**Task material:**
○ ○ ○ ○ ○

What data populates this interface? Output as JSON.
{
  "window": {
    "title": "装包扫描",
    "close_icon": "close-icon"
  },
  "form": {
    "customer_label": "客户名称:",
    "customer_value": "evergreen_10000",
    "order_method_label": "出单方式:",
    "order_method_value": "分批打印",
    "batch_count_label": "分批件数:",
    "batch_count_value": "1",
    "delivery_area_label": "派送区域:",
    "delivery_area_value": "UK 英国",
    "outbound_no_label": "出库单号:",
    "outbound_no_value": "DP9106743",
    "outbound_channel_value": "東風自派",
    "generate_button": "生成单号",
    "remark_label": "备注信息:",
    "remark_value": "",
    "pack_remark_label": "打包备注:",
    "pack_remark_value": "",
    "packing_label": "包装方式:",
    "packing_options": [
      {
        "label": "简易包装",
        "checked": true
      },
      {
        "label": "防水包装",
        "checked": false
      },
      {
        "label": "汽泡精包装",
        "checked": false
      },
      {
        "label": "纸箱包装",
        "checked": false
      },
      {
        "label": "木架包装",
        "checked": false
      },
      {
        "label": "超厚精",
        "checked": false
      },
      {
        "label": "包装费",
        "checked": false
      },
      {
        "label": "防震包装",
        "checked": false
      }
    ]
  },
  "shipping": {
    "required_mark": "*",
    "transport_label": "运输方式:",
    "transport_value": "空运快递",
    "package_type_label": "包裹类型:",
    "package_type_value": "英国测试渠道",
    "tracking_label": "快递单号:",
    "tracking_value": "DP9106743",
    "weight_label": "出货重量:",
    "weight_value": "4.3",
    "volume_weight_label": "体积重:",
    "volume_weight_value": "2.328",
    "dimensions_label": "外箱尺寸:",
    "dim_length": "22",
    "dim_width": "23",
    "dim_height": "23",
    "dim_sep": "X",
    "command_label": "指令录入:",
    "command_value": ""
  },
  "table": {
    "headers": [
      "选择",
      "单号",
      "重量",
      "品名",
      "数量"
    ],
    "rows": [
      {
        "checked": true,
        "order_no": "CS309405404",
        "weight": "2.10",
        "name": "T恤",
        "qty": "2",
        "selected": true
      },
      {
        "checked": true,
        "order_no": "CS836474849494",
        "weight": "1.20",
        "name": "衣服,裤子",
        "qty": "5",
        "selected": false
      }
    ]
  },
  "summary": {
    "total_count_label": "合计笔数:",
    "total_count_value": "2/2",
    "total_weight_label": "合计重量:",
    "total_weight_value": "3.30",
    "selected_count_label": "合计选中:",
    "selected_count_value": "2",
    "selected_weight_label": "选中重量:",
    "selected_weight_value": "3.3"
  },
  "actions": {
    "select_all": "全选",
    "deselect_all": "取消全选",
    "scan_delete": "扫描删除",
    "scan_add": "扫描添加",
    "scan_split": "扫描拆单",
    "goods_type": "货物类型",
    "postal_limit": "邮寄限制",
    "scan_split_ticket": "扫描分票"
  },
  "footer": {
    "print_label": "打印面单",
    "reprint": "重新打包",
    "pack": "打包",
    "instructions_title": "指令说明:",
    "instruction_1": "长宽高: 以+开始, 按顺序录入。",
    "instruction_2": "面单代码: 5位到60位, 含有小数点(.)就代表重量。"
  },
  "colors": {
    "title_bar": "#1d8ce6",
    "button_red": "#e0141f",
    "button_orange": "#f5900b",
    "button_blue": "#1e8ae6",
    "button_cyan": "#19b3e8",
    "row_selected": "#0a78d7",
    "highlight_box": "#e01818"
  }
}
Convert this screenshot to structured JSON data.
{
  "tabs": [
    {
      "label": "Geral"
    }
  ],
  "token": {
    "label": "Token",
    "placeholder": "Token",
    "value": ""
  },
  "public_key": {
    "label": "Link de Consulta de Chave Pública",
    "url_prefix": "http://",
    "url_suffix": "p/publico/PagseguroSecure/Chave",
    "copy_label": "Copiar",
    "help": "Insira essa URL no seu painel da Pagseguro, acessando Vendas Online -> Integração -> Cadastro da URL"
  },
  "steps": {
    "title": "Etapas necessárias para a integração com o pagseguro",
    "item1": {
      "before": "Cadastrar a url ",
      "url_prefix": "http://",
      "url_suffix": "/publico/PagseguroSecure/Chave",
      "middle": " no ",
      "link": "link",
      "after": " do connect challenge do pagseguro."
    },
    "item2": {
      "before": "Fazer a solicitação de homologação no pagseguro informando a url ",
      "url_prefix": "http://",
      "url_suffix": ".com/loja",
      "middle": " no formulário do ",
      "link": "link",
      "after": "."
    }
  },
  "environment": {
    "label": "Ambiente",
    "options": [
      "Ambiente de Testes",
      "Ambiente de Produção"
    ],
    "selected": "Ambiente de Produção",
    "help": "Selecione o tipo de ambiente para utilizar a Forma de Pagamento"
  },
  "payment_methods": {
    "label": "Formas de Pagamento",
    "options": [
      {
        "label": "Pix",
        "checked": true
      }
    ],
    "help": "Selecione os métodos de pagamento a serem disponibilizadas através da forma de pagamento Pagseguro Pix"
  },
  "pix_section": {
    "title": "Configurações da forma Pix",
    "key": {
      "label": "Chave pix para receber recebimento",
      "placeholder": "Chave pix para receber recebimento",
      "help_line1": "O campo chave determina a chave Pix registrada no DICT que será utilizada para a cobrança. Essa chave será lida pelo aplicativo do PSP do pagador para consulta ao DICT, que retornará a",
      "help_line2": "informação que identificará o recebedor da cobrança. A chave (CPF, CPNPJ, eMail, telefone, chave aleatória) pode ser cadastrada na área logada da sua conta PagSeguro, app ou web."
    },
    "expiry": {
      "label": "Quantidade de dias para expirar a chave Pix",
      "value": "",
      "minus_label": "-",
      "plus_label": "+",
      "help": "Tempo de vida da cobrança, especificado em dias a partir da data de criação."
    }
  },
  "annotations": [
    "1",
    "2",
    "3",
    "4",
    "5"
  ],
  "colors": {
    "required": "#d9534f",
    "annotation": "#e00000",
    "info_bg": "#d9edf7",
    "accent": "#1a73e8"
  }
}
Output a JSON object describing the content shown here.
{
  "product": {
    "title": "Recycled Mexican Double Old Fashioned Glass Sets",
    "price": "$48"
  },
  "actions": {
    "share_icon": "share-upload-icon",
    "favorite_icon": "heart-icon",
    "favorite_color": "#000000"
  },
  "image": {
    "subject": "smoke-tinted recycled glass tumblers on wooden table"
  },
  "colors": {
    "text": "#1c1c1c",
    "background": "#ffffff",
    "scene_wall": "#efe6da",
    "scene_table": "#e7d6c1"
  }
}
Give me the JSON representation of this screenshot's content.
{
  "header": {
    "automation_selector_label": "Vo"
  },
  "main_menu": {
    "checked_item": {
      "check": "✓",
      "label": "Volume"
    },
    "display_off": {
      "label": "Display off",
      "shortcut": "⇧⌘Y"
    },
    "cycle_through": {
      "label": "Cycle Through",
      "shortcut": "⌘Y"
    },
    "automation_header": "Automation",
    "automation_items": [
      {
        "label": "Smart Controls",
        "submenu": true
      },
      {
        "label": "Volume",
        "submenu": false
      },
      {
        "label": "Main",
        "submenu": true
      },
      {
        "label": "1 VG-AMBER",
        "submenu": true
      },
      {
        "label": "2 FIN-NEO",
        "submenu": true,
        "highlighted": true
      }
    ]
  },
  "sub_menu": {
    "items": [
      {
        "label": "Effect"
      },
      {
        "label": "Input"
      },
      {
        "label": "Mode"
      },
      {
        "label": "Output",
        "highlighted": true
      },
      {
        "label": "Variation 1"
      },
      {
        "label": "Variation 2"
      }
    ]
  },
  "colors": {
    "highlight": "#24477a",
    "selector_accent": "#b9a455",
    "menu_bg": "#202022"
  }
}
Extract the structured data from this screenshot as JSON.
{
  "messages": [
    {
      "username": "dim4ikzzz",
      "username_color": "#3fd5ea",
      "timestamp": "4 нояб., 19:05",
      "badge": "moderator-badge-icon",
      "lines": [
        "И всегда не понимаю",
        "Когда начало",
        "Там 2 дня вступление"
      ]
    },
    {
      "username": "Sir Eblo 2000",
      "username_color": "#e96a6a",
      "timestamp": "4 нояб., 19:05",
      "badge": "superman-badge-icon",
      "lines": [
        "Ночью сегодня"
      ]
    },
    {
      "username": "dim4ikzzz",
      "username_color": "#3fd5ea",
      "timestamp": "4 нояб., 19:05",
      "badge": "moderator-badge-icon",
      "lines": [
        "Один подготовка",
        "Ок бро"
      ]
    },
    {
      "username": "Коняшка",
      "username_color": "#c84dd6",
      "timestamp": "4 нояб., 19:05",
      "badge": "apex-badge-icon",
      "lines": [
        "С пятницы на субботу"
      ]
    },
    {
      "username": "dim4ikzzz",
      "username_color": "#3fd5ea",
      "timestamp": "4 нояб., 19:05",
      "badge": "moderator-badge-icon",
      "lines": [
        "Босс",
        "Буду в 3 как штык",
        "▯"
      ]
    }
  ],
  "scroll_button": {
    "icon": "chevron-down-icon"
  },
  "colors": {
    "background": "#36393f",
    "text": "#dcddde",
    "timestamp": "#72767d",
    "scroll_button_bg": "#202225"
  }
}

○ ○ ○ ○ ○

**Your instructions:** In the records above, find each line that holds the word "content"; copy all such lines.

**Full solution:**
Output a JSON object describing the content shown here.
Give me the JSON representation of this screenshot's content.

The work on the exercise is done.